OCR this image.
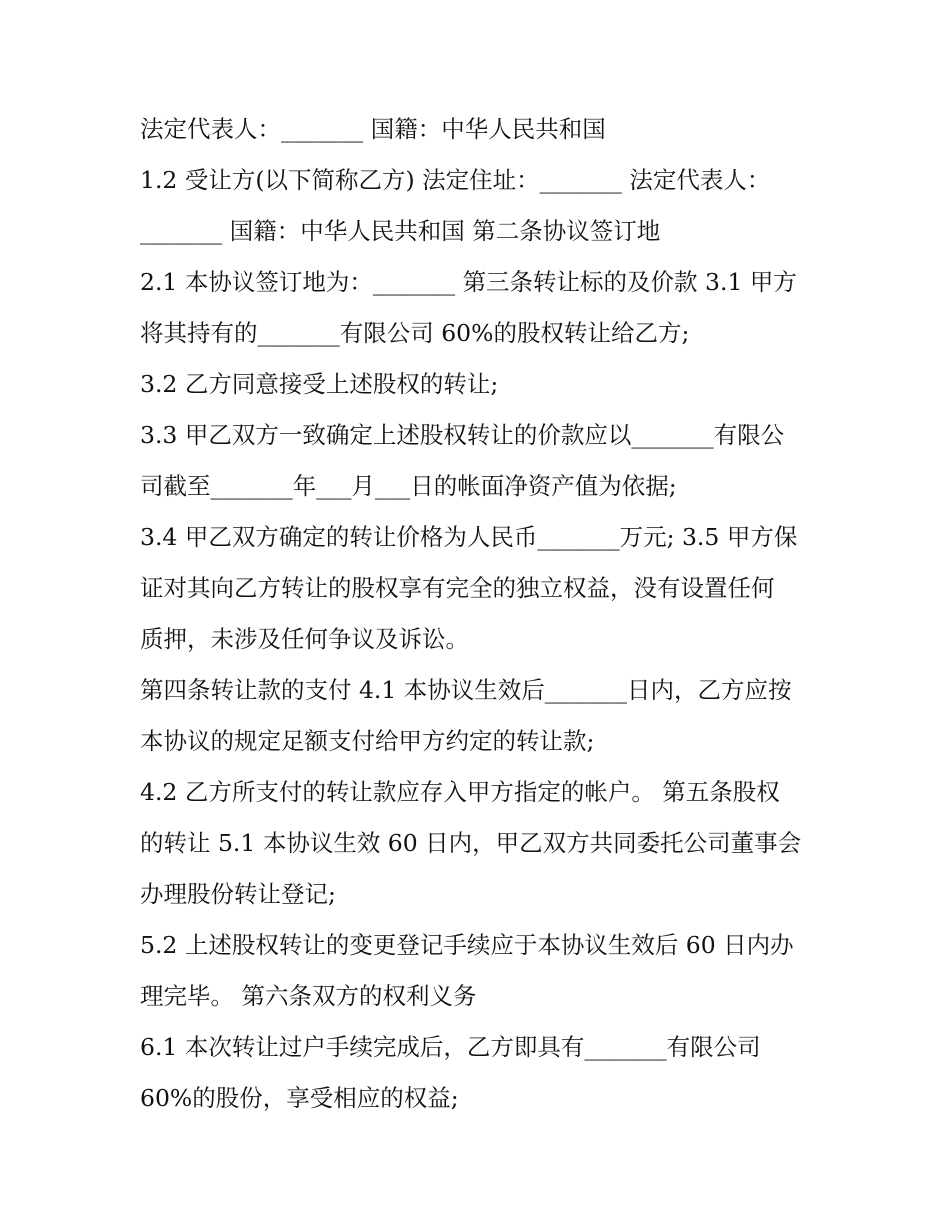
法定代表人：_______ 国籍：中华人民共和国
1.2 受让方(以下简称乙方) 法定住址：_______ 法定代表人：
_______ 国籍：中华人民共和国 第二条协议签订地
2.1 本协议签订地为：_______ 第三条转让标的及价款 3.1 甲方
将其持有的_______有限公司 60%的股权转让给乙方;
3.2 乙方同意接受上述股权的转让;
3.3 甲乙双方一致确定上述股权转让的价款应以_______有限公
司截至_______年___月___日的帐面净资产值为依据;
3.4 甲乙双方确定的转让价格为人民币_______万元; 3.5 甲方保
证对其向乙方转让的股权享有完全的独立权益，没有设置任何
质押，未涉及任何争议及诉讼。
第四条转让款的支付 4.1 本协议生效后_______日内，乙方应按
本协议的规定足额支付给甲方约定的转让款;
4.2 乙方所支付的转让款应存入甲方指定的帐户。 第五条股权
的转让 5.1 本协议生效 60 日内，甲乙双方共同委托公司董事会
办理股份转让登记;
5.2 上述股权转让的变更登记手续应于本协议生效后 60 日内办
理完毕。 第六条双方的权利义务
6.1 本次转让过户手续完成后，乙方即具有_______有限公司
60%的股份，享受相应的权益;
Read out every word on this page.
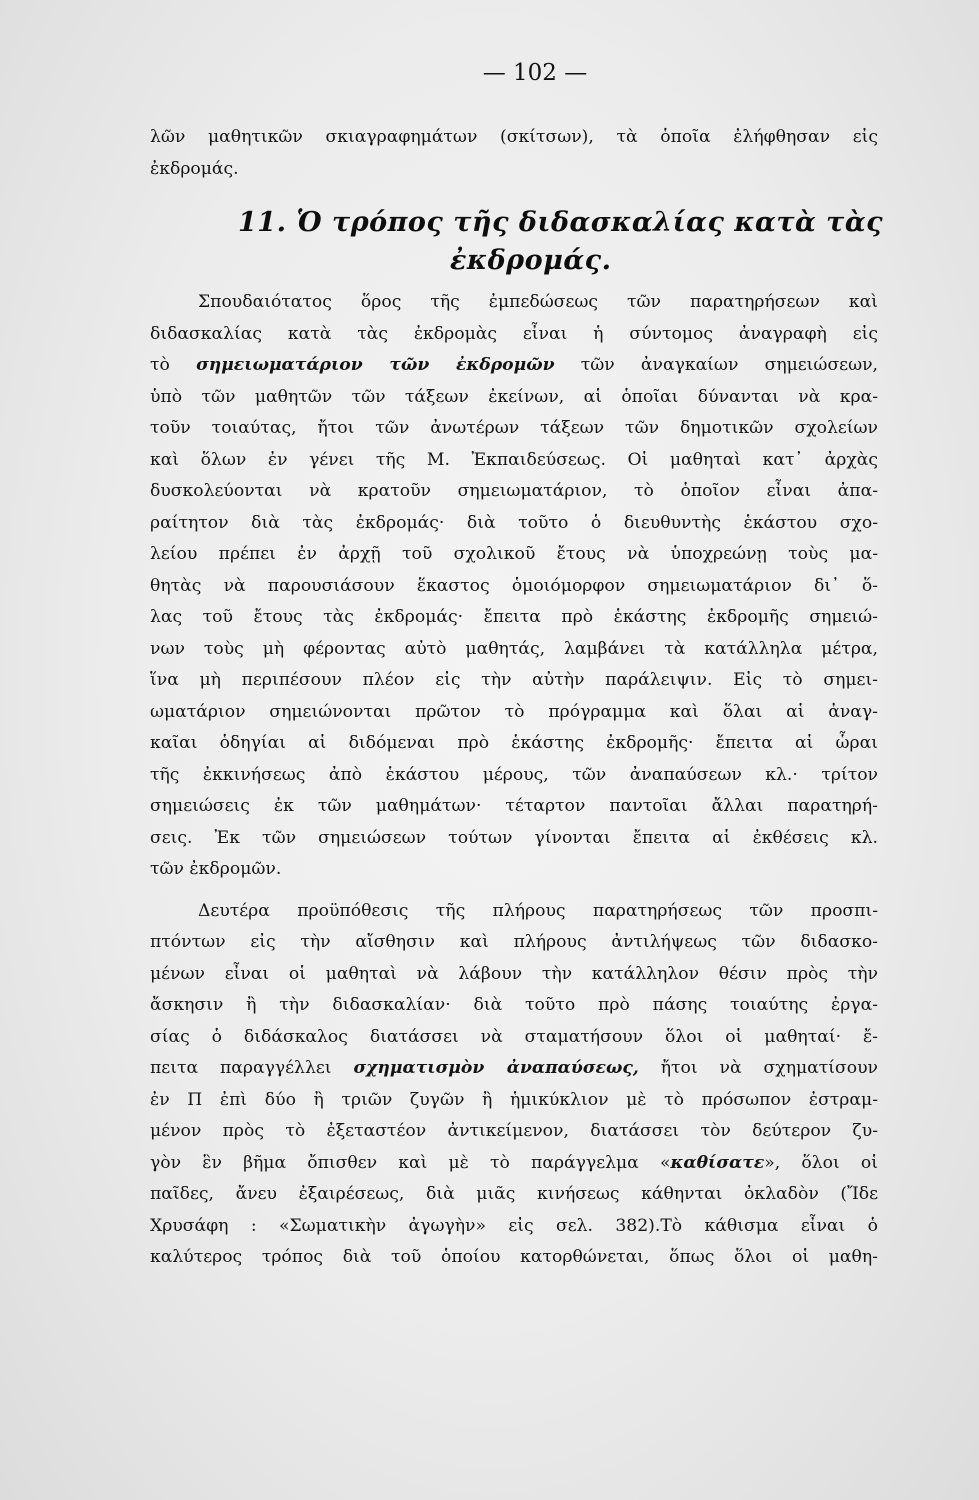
— 102 —
λῶν μαθητικῶν σκιαγραφημάτων (σκίτσων), τὰ ὁποῖα ἐλήφθησαν εἰς
ἐκδρομάς.
11. Ὁ τρόπος τῆς διδασκαλίας κατὰ τὰς
ἐκδρομάς.
Σπουδαιότατος ὅρος τῆς ἐμπεδώσεως τῶν παρατηρήσεων καὶ
διδασκαλίας κατὰ τὰς ἐκδρομὰς εἶναι ἡ σύντομος ἀναγραφὴ εἰς
τὸ σημειωματάριον τῶν ἐκδρομῶν τῶν ἀναγκαίων σημειώσεων,
ὑπὸ τῶν μαθητῶν τῶν τάξεων ἐκείνων, αἱ ὁποῖαι δύνανται νὰ κρα-
τοῦν τοιαύτας, ἤτοι τῶν ἀνωτέρων τάξεων τῶν δημοτικῶν σχολείων
καὶ ὅλων ἐν γένει τῆς Μ. Ἐκπαιδεύσεως. Οἱ μαθηταὶ κατ᾽ ἀρχὰς
δυσκολεύονται νὰ κρατοῦν σημειωματάριον, τὸ ὁποῖον εἶναι ἀπα-
ραίτητον διὰ τὰς ἐκδρομάς· διὰ τοῦτο ὁ διευθυντὴς ἑκάστου σχο-
λείου πρέπει ἐν ἀρχῇ τοῦ σχολικοῦ ἔτους νὰ ὑποχρεώνῃ τοὺς μα-
θητὰς νὰ παρουσιάσουν ἕκαστος ὁμοιόμορφον σημειωματάριον δι᾽ ὅ-
λας τοῦ ἔτους τὰς ἐκδρομάς· ἔπειτα πρὸ ἑκάστης ἐκδρομῆς σημειώ-
νων τοὺς μὴ φέροντας αὐτὸ μαθητάς, λαμβάνει τὰ κατάλληλα μέτρα,
ἵνα μὴ περιπέσουν πλέον εἰς τὴν αὐτὴν παράλειψιν. Εἰς τὸ σημει-
ωματάριον σημειώνονται πρῶτον τὸ πρόγραμμα καὶ ὅλαι αἱ ἀναγ-
καῖαι ὁδηγίαι αἱ διδόμεναι πρὸ ἑκάστης ἐκδρομῆς· ἔπειτα αἱ ὧραι
τῆς ἐκκινήσεως ἀπὸ ἑκάστου μέρους, τῶν ἀναπαύσεων κλ.· τρίτον
σημειώσεις ἐκ τῶν μαθημάτων· τέταρτον παντοῖαι ἄλλαι παρατηρή-
σεις. Ἐκ τῶν σημειώσεων τούτων γίνονται ἔπειτα αἱ ἐκθέσεις κλ.
τῶν ἐκδρομῶν.
Δευτέρα προϋπόθεσις τῆς πλήρους παρατηρήσεως τῶν προσπι-
πτόντων εἰς τὴν αἴσθησιν καὶ πλήρους ἀντιλήψεως τῶν διδασκο-
μένων εἶναι οἱ μαθηταὶ νὰ λάβουν τὴν κατάλληλον θέσιν πρὸς τὴν
ἄσκησιν ἢ τὴν διδασκαλίαν· διὰ τοῦτο πρὸ πάσης τοιαύτης ἐργα-
σίας ὁ διδάσκαλος διατάσσει νὰ σταματήσουν ὅλοι οἱ μαθηταί· ἔ-
πειτα παραγγέλλει σχηματισμὸν ἀναπαύσεως, ἤτοι νὰ σχηματίσουν
ἐν Π ἐπὶ δύο ἢ τριῶν ζυγῶν ἢ ἡμικύκλιον μὲ τὸ πρόσωπον ἐστραμ-
μένον πρὸς τὸ ἐξεταστέον ἀντικείμενον, διατάσσει τὸν δεύτερον ζυ-
γὸν ἓν βῆμα ὄπισθεν καὶ μὲ τὸ παράγγελμα «καθίσατε», ὅλοι οἱ
παῖδες, ἄνευ ἐξαιρέσεως, διὰ μιᾶς κινήσεως κάθηνται ὀκλαδὸν (Ἴδε
Χρυσάφη : «Σωματικὴν ἀγωγὴν» εἰς σελ. 382).Τὸ κάθισμα εἶναι ὁ
καλύτερος τρόπος διὰ τοῦ ὁποίου κατορθώνεται, ὅπως ὅλοι οἱ μαθη-
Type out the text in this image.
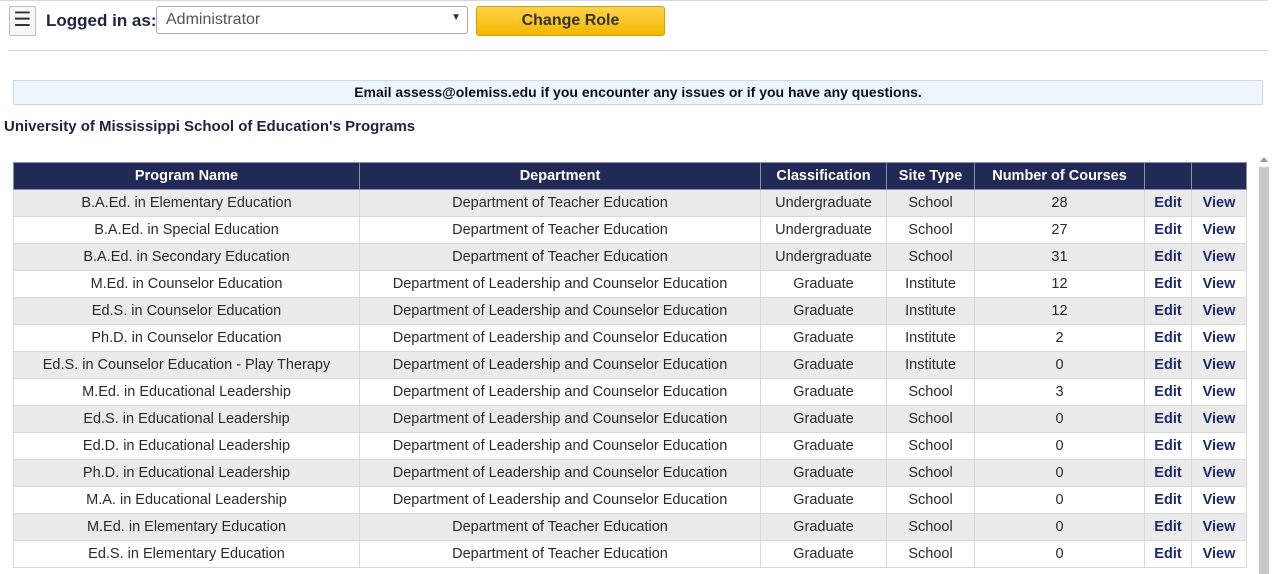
☰ Logged in as: Administrator	▼	Change Role
Email assess@olemiss.edu if you encounter any issues or if you have any questions.
University of Mississippi School of Education's Programs
Program Name	Department	Classification	Site Type	Number of Courses		
B.A.Ed. in Elementary Education	Department of Teacher Education	Undergraduate	School	28	Edit	View
B.A.Ed. in Special Education	Department of Teacher Education	Undergraduate	School	27	Edit	View
B.A.Ed. in Secondary Education	Department of Teacher Education	Undergraduate	School	31	Edit	View
M.Ed. in Counselor Education	Department of Leadership and Counselor Education	Graduate	Institute	12	Edit	View
Ed.S. in Counselor Education	Department of Leadership and Counselor Education	Graduate	Institute	12	Edit	View
Ph.D. in Counselor Education	Department of Leadership and Counselor Education	Graduate	Institute	2	Edit	View
Ed.S. in Counselor Education - Play Therapy	Department of Leadership and Counselor Education	Graduate	Institute	0	Edit	View
M.Ed. in Educational Leadership	Department of Leadership and Counselor Education	Graduate	School	3	Edit	View
Ed.S. in Educational Leadership	Department of Leadership and Counselor Education	Graduate	School	0	Edit	View
Ed.D. in Educational Leadership	Department of Leadership and Counselor Education	Graduate	School	0	Edit	View
Ph.D. in Educational Leadership	Department of Leadership and Counselor Education	Graduate	School	0	Edit	View
M.A. in Educational Leadership	Department of Leadership and Counselor Education	Graduate	School	0	Edit	View
M.Ed. in Elementary Education	Department of Teacher Education	Graduate	School	0	Edit	View
Ed.S. in Elementary Education	Department of Teacher Education	Graduate	School	0	Edit	View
++++++++
### WORK TO COMPLETE:
From the listing above, print every entry precisely and drop the pictures.

### EXERCISE RESULT:
OCR this image.
法定代表人：_______ 国籍：中华人民共和国
1.2 受让方(以下简称乙方) 法定住址：_______ 法定代表人：
_______ 国籍：中华人民共和国 第二条协议签订地
2.1 本协议签订地为：_______ 第三条转让标的及价款 3.1 甲方
将其持有的_______有限公司 60%的股权转让给乙方;
3.2 乙方同意接受上述股权的转让;
3.3 甲乙双方一致确定上述股权转让的价款应以_______有限公
司截至_______年___月___日的帐面净资产值为依据;
3.4 甲乙双方确定的转让价格为人民币_______万元; 3.5 甲方保
证对其向乙方转让的股权享有完全的独立权益，没有设置任何
质押，未涉及任何争议及诉讼。
第四条转让款的支付 4.1 本协议生效后_______日内，乙方应按
本协议的规定足额支付给甲方约定的转让款;
4.2 乙方所支付的转让款应存入甲方指定的帐户。 第五条股权
的转让 5.1 本协议生效 60 日内，甲乙双方共同委托公司董事会
办理股份转让登记;
5.2 上述股权转让的变更登记手续应于本协议生效后 60 日内办
理完毕。 第六条双方的权利义务
6.1 本次转让过户手续完成后，乙方即具有_______有限公司
60%的股份，享受相应的权益;
Read out every word on this page.
— 102 —
λῶν μαθητικῶν σκιαγραφημάτων (σκίτσων), τὰ ὁποῖα ἐλήφθησαν εἰς
ἐκδρομάς.
11. Ὁ τρόπος τῆς διδασκαλίας κατὰ τὰς
ἐκδρομάς.
Σπουδαιότατος ὅρος τῆς ἐμπεδώσεως τῶν παρατηρήσεων καὶ
διδασκαλίας κατὰ τὰς ἐκδρομὰς εἶναι ἡ σύντομος ἀναγραφὴ εἰς
τὸ σημειωματάριον τῶν ἐκδρομῶν τῶν ἀναγκαίων σημειώσεων,
ὑπὸ τῶν μαθητῶν τῶν τάξεων ἐκείνων, αἱ ὁποῖαι δύνανται νὰ κρα-
τοῦν τοιαύτας, ἤτοι τῶν ἀνωτέρων τάξεων τῶν δημοτικῶν σχολείων
καὶ ὅλων ἐν γένει τῆς Μ. Ἐκπαιδεύσεως. Οἱ μαθηταὶ κατ᾽ ἀρχὰς
δυσκολεύονται νὰ κρατοῦν σημειωματάριον, τὸ ὁποῖον εἶναι ἀπα-
ραίτητον διὰ τὰς ἐκδρομάς· διὰ τοῦτο ὁ διευθυντὴς ἑκάστου σχο-
λείου πρέπει ἐν ἀρχῇ τοῦ σχολικοῦ ἔτους νὰ ὑποχρεώνῃ τοὺς μα-
θητὰς νὰ παρουσιάσουν ἕκαστος ὁμοιόμορφον σημειωματάριον δι᾽ ὅ-
λας τοῦ ἔτους τὰς ἐκδρομάς· ἔπειτα πρὸ ἑκάστης ἐκδρομῆς σημειώ-
νων τοὺς μὴ φέροντας αὐτὸ μαθητάς, λαμβάνει τὰ κατάλληλα μέτρα,
ἵνα μὴ περιπέσουν πλέον εἰς τὴν αὐτὴν παράλειψιν. Εἰς τὸ σημει-
ωματάριον σημειώνονται πρῶτον τὸ πρόγραμμα καὶ ὅλαι αἱ ἀναγ-
καῖαι ὁδηγίαι αἱ διδόμεναι πρὸ ἑκάστης ἐκδρομῆς· ἔπειτα αἱ ὧραι
τῆς ἐκκινήσεως ἀπὸ ἑκάστου μέρους, τῶν ἀναπαύσεων κλ.· τρίτον
σημειώσεις ἐκ τῶν μαθημάτων· τέταρτον παντοῖαι ἄλλαι παρατηρή-
σεις. Ἐκ τῶν σημειώσεων τούτων γίνονται ἔπειτα αἱ ἐκθέσεις κλ.
τῶν ἐκδρομῶν.
Δευτέρα προϋπόθεσις τῆς πλήρους παρατηρήσεως τῶν προσπι-
πτόντων εἰς τὴν αἴσθησιν καὶ πλήρους ἀντιλήψεως τῶν διδασκο-
μένων εἶναι οἱ μαθηταὶ νὰ λάβουν τὴν κατάλληλον θέσιν πρὸς τὴν
ἄσκησιν ἢ τὴν διδασκαλίαν· διὰ τοῦτο πρὸ πάσης τοιαύτης ἐργα-
σίας ὁ διδάσκαλος διατάσσει νὰ σταματήσουν ὅλοι οἱ μαθηταί· ἔ-
πειτα παραγγέλλει σχηματισμὸν ἀναπαύσεως, ἤτοι νὰ σχηματίσουν
ἐν Π ἐπὶ δύο ἢ τριῶν ζυγῶν ἢ ἡμικύκλιον μὲ τὸ πρόσωπον ἐστραμ-
μένον πρὸς τὸ ἐξεταστέον ἀντικείμενον, διατάσσει τὸν δεύτερον ζυ-
γὸν ἓν βῆμα ὄπισθεν καὶ μὲ τὸ παράγγελμα «καθίσατε», ὅλοι οἱ
παῖδες, ἄνευ ἐξαιρέσεως, διὰ μιᾶς κινήσεως κάθηνται ὀκλαδὸν (Ἴδε
Χρυσάφη : «Σωματικὴν ἀγωγὴν» εἰς σελ. 382).Τὸ κάθισμα εἶναι ὁ
καλύτερος τρόπος διὰ τοῦ ὁποίου κατορθώνεται, ὅπως ὅλοι οἱ μαθη-
Type out the text in this image.
☰ Logged in as: Administrator	▼	Change Role
Email assess@olemiss.edu if you encounter any issues or if you have any questions.
University of Mississippi School of Education's Programs
Program Name	Department	Classification	Site Type	Number of Courses		
B.A.Ed. in Elementary Education	Department of Teacher Education	Undergraduate	School	28	Edit	View
B.A.Ed. in Special Education	Department of Teacher Education	Undergraduate	School	27	Edit	View
B.A.Ed. in Secondary Education	Department of Teacher Education	Undergraduate	School	31	Edit	View
M.Ed. in Counselor Education	Department of Leadership and Counselor Education	Graduate	Institute	12	Edit	View
Ed.S. in Counselor Education	Department of Leadership and Counselor Education	Graduate	Institute	12	Edit	View
Ph.D. in Counselor Education	Department of Leadership and Counselor Education	Graduate	Institute	2	Edit	View
Ed.S. in Counselor Education - Play Therapy	Department of Leadership and Counselor Education	Graduate	Institute	0	Edit	View
M.Ed. in Educational Leadership	Department of Leadership and Counselor Education	Graduate	School	3	Edit	View
Ed.S. in Educational Leadership	Department of Leadership and Counselor Education	Graduate	School	0	Edit	View
Ed.D. in Educational Leadership	Department of Leadership and Counselor Education	Graduate	School	0	Edit	View
Ph.D. in Educational Leadership	Department of Leadership and Counselor Education	Graduate	School	0	Edit	View
M.A. in Educational Leadership	Department of Leadership and Counselor Education	Graduate	School	0	Edit	View
M.Ed. in Elementary Education	Department of Teacher Education	Graduate	School	0	Edit	View
Ed.S. in Elementary Education	Department of Teacher Education	Graduate	School	0	Edit	View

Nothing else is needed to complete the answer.